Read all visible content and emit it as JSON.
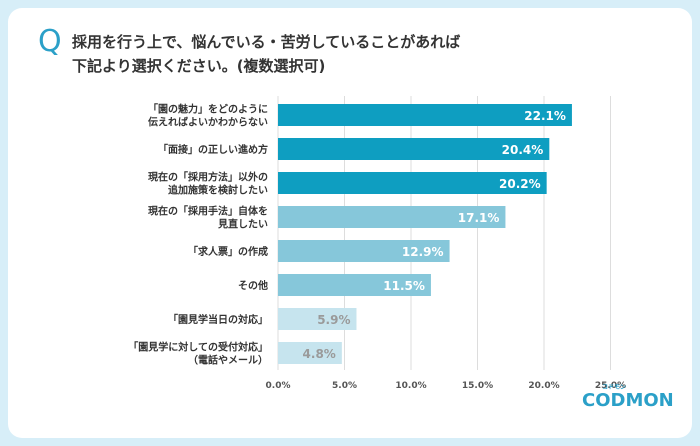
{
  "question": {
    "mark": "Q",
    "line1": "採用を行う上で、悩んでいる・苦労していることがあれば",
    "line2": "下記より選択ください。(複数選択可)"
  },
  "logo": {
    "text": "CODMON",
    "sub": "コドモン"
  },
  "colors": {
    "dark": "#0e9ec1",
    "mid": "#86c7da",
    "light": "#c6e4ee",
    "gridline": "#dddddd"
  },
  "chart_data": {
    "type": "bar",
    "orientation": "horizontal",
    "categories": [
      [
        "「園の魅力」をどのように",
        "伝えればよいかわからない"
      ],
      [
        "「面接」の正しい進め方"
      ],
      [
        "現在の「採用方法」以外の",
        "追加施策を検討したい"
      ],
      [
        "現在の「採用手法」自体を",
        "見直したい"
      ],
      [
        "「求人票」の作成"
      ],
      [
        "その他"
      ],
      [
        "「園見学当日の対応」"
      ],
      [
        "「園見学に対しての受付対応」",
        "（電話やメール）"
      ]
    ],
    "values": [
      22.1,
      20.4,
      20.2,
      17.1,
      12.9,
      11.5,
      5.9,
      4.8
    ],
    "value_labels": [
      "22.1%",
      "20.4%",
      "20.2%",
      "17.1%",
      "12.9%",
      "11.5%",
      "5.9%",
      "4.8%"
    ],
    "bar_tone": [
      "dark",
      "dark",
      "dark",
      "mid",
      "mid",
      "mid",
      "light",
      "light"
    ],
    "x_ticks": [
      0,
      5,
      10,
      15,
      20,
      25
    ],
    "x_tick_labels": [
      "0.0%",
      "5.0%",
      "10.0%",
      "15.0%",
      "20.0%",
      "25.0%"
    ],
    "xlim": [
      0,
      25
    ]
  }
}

OBJECTIVE:
Output the entries above exactly. Drop the pictures.

EXERCISE RESPONSE:
Read all visible content and emit it as JSON.
{
  "question": {
    "mark": "Q",
    "line1": "採用を行う上で、悩んでいる・苦労していることがあれば",
    "line2": "下記より選択ください。(複数選択可)"
  },
  "logo": {
    "text": "CODMON",
    "sub": "コドモン"
  },
  "colors": {
    "dark": "#0e9ec1",
    "mid": "#86c7da",
    "light": "#c6e4ee",
    "gridline": "#dddddd"
  },
  "chart_data": {
    "type": "bar",
    "orientation": "horizontal",
    "categories": [
      [
        "「園の魅力」をどのように",
        "伝えればよいかわからない"
      ],
      [
        "「面接」の正しい進め方"
      ],
      [
        "現在の「採用方法」以外の",
        "追加施策を検討したい"
      ],
      [
        "現在の「採用手法」自体を",
        "見直したい"
      ],
      [
        "「求人票」の作成"
      ],
      [
        "その他"
      ],
      [
        "「園見学当日の対応」"
      ],
      [
        "「園見学に対しての受付対応」",
        "（電話やメール）"
      ]
    ],
    "values": [
      22.1,
      20.4,
      20.2,
      17.1,
      12.9,
      11.5,
      5.9,
      4.8
    ],
    "value_labels": [
      "22.1%",
      "20.4%",
      "20.2%",
      "17.1%",
      "12.9%",
      "11.5%",
      "5.9%",
      "4.8%"
    ],
    "bar_tone": [
      "dark",
      "dark",
      "dark",
      "mid",
      "mid",
      "mid",
      "light",
      "light"
    ],
    "x_ticks": [
      0,
      5,
      10,
      15,
      20,
      25
    ],
    "x_tick_labels": [
      "0.0%",
      "5.0%",
      "10.0%",
      "15.0%",
      "20.0%",
      "25.0%"
    ],
    "xlim": [
      0,
      25
    ]
  }
}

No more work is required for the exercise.